Start of Records shown

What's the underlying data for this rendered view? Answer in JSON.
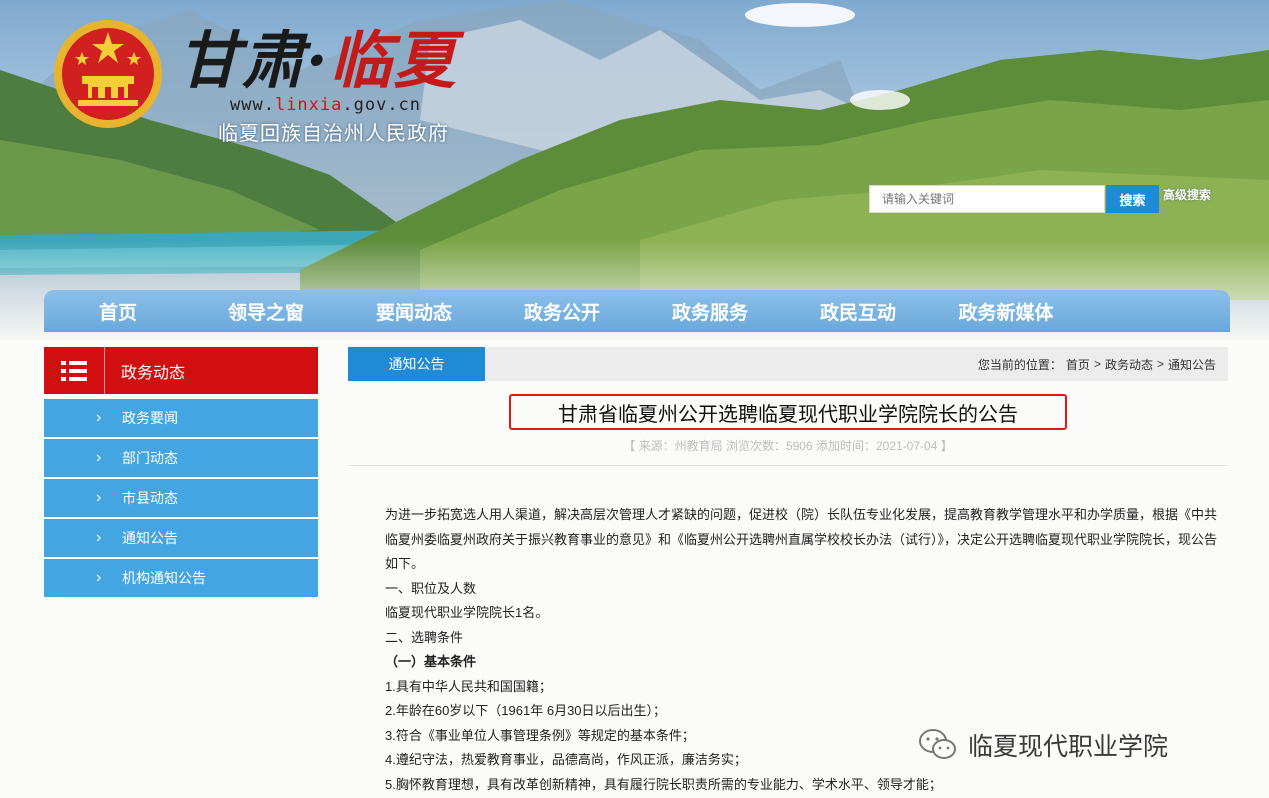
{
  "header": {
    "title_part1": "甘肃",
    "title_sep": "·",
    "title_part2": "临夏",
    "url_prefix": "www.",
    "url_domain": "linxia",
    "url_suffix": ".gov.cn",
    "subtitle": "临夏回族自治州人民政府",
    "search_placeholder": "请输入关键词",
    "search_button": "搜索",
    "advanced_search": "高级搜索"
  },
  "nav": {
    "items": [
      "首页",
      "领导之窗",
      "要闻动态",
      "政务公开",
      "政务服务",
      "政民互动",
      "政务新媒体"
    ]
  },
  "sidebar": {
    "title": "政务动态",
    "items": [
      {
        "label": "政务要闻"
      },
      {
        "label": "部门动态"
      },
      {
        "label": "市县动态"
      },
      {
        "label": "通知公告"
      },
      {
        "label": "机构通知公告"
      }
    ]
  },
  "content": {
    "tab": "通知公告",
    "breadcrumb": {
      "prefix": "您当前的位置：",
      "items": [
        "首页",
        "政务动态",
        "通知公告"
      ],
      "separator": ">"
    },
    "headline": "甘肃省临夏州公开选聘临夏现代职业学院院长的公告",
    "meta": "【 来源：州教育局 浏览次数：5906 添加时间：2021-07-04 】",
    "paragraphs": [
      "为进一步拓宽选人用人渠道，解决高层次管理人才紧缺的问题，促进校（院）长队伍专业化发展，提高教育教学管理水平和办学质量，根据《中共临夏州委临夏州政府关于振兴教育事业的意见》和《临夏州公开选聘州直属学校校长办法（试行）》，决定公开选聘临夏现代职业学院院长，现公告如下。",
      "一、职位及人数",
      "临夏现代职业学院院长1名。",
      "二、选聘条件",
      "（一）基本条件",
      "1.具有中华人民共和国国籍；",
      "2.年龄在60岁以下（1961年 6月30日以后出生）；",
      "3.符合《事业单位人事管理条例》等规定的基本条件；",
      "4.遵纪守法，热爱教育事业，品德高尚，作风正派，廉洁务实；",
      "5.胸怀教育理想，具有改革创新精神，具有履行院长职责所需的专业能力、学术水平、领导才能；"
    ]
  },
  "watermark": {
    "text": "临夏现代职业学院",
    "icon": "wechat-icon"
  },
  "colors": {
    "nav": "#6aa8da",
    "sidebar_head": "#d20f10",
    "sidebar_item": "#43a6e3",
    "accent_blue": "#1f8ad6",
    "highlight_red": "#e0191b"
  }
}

End of Records shown
Start of Records shown

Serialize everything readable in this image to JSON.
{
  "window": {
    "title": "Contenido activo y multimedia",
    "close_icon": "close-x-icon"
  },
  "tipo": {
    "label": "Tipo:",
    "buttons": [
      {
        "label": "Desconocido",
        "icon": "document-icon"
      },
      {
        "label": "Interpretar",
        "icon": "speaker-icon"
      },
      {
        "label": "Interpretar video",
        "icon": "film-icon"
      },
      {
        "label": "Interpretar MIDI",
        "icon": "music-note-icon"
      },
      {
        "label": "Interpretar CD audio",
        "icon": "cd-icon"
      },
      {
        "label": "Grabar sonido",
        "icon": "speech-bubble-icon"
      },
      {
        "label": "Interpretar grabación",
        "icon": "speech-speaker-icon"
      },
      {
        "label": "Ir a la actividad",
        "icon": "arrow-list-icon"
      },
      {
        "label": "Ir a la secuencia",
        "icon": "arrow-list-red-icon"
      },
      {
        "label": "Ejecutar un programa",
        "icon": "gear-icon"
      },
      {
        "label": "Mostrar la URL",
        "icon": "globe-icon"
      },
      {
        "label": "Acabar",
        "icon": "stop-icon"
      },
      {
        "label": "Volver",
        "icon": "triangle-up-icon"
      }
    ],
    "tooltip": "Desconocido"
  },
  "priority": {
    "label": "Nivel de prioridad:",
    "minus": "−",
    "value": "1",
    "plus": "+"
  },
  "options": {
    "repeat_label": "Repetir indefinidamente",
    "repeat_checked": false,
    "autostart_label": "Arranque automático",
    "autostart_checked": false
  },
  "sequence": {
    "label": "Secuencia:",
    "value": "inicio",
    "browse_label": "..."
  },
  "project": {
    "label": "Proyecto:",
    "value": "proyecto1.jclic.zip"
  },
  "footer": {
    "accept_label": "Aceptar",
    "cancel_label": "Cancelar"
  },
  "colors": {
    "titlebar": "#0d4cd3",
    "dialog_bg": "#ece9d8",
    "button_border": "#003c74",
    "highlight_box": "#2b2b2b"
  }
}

End of Records shown

What the task requires => Your answer should be a single number: how many lines of the material contain the word "JSON".

Answer to this exercise => 2